- **Your goal**: Your task is to give the number of lines in the listing that include "Tether", and nothing else.

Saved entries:

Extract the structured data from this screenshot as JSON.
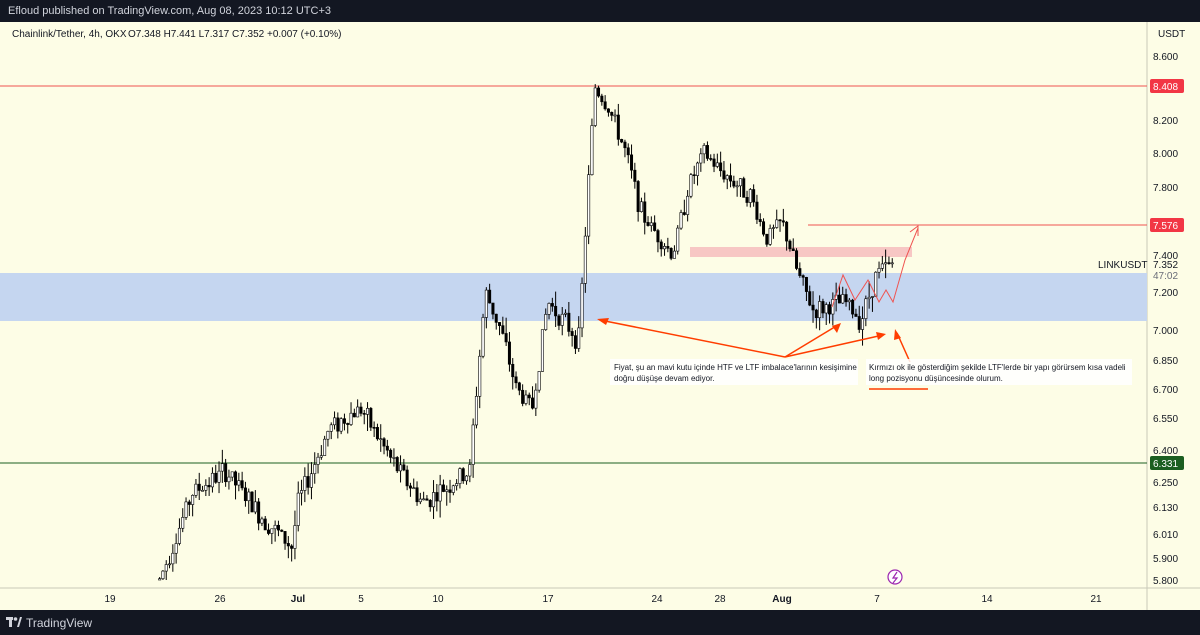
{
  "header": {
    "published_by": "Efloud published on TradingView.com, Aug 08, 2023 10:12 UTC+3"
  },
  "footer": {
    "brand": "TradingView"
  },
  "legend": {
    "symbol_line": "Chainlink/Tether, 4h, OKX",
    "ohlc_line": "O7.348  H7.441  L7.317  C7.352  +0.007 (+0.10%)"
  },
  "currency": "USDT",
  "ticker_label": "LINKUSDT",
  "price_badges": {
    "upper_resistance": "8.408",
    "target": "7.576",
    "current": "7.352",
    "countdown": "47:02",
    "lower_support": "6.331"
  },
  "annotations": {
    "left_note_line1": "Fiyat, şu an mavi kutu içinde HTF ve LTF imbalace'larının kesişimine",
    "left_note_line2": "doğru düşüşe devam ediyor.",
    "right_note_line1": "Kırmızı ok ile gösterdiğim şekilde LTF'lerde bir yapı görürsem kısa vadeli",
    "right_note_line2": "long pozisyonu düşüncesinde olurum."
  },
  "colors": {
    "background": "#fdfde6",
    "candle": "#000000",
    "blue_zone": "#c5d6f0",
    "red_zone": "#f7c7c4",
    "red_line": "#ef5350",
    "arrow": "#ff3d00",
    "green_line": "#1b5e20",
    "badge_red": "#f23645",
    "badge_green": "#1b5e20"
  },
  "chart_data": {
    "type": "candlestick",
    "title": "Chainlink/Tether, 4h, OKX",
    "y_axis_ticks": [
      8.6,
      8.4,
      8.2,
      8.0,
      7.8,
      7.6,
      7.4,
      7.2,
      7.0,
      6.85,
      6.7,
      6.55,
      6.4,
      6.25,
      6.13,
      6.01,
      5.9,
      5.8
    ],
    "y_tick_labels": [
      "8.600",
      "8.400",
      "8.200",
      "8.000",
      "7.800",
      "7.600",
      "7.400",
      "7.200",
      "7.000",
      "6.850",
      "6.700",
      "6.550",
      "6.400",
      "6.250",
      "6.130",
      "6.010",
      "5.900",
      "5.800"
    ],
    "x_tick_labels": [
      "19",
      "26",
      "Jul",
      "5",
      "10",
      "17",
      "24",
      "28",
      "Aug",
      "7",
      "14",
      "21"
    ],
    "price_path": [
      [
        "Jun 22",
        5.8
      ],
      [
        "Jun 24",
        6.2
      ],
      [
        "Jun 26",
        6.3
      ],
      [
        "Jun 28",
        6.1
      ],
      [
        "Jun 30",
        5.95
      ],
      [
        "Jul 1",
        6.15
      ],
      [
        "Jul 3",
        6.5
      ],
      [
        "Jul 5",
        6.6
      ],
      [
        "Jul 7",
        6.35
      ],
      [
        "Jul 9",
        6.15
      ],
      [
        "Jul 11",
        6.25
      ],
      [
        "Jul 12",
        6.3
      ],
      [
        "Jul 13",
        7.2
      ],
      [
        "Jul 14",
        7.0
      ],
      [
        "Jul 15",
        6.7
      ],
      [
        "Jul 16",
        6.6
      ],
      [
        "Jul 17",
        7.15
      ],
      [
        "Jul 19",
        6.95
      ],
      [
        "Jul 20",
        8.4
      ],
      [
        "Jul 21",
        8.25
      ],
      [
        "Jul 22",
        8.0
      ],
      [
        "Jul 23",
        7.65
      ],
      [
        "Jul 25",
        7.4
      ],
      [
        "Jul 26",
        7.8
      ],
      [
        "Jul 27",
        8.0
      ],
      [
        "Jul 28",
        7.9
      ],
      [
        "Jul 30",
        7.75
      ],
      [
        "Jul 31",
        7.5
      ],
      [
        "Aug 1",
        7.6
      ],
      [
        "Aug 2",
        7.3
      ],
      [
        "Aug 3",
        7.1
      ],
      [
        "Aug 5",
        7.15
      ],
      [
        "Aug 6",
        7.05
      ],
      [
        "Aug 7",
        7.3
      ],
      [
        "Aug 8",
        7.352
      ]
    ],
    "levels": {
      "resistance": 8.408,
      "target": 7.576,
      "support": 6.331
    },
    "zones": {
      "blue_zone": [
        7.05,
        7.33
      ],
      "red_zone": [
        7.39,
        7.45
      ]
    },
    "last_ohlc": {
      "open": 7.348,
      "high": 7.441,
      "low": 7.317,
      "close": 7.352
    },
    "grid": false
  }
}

- **Reply**: 2